# DATA LINES start

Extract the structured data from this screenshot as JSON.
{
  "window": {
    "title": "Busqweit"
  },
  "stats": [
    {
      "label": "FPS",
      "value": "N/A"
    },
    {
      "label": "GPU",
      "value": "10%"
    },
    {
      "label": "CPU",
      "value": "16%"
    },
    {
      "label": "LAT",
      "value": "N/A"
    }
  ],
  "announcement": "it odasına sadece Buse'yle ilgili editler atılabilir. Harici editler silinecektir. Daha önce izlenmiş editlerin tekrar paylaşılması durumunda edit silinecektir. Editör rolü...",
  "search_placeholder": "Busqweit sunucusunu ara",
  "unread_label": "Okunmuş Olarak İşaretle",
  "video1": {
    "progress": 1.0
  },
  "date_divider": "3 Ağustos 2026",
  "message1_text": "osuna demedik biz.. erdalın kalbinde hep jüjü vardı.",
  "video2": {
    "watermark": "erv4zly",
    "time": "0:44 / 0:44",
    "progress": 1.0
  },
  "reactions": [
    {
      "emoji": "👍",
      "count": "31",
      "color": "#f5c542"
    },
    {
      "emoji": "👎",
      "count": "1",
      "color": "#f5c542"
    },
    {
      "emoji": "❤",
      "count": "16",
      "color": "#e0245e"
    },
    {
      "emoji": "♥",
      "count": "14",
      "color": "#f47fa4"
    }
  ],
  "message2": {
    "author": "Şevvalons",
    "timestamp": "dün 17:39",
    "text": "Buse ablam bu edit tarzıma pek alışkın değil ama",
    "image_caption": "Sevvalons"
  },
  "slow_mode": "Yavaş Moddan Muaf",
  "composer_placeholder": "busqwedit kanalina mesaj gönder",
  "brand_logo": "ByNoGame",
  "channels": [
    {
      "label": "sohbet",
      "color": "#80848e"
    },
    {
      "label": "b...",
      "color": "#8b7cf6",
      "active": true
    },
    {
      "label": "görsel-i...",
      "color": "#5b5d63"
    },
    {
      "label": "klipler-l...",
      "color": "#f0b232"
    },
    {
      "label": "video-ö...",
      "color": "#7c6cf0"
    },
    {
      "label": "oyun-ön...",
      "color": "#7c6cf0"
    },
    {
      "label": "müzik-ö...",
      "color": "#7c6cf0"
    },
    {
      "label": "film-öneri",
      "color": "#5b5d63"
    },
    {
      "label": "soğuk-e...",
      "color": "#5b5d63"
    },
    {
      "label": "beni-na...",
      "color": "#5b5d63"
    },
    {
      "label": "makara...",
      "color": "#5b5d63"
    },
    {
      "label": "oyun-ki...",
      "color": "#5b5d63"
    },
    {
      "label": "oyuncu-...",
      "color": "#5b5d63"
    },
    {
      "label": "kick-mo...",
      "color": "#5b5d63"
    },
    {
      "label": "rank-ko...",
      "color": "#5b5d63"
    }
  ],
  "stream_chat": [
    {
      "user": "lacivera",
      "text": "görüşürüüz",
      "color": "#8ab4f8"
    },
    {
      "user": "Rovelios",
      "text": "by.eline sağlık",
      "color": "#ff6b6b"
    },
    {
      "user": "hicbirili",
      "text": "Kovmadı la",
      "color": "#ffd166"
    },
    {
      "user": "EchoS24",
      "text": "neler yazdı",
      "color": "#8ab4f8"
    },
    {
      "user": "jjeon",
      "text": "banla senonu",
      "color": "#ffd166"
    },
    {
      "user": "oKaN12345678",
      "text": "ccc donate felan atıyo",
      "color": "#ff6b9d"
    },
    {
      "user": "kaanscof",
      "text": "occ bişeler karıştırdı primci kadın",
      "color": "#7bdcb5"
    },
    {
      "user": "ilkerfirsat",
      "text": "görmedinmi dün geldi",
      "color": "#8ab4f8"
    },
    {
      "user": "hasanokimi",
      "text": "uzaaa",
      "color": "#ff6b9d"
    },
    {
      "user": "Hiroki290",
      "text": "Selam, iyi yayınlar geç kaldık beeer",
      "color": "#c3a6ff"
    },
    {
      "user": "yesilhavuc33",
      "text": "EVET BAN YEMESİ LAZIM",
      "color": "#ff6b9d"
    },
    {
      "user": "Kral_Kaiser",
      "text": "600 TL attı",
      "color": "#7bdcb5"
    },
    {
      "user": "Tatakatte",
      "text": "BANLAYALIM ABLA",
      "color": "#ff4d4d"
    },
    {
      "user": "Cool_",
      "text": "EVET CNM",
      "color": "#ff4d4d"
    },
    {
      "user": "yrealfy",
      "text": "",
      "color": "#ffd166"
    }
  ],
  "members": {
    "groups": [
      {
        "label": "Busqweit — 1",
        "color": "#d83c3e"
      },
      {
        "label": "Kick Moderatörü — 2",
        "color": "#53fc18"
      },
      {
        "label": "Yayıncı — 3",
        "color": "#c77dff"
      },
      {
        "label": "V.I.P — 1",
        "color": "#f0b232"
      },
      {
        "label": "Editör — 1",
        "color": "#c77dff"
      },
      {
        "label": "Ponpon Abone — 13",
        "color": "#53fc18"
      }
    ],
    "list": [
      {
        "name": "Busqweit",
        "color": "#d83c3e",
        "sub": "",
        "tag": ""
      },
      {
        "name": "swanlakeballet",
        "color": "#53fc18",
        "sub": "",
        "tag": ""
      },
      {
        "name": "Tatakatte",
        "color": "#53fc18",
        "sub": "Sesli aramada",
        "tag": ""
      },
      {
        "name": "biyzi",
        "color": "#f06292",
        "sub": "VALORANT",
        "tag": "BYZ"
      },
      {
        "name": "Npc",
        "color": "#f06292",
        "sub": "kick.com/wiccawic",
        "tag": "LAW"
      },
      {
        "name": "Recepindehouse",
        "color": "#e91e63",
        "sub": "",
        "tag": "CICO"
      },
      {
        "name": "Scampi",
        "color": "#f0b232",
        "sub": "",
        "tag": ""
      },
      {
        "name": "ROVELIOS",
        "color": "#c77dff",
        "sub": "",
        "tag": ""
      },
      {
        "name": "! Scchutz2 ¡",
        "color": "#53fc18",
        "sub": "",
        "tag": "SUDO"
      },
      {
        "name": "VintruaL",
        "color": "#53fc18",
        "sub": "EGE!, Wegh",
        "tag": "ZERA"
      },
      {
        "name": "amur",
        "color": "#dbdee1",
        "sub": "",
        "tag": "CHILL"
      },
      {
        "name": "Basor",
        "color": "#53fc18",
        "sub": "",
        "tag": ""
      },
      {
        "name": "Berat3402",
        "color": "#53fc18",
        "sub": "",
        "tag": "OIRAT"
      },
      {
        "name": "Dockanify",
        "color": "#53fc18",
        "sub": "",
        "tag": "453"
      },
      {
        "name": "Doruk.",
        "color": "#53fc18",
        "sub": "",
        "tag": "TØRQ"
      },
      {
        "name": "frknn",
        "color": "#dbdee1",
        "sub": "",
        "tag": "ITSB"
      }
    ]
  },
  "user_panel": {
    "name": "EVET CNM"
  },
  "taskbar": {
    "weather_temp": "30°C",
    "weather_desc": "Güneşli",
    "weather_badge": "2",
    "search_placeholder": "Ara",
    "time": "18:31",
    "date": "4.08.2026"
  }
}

# DATA LINES end

-- EXERCISE DESCRIPTION --
Gather each line in the entries above where the string "Editör" is found.

-- TASK OUTPUT --
  "announcement": "it odasına sadece Buse'yle ilgili editler atılabilir. Harici editler silinecektir. Daha önce izlenmiş editlerin tekrar paylaşılması durumunda edit silinecektir. Editör rolü...",
        "label": "Editör — 1",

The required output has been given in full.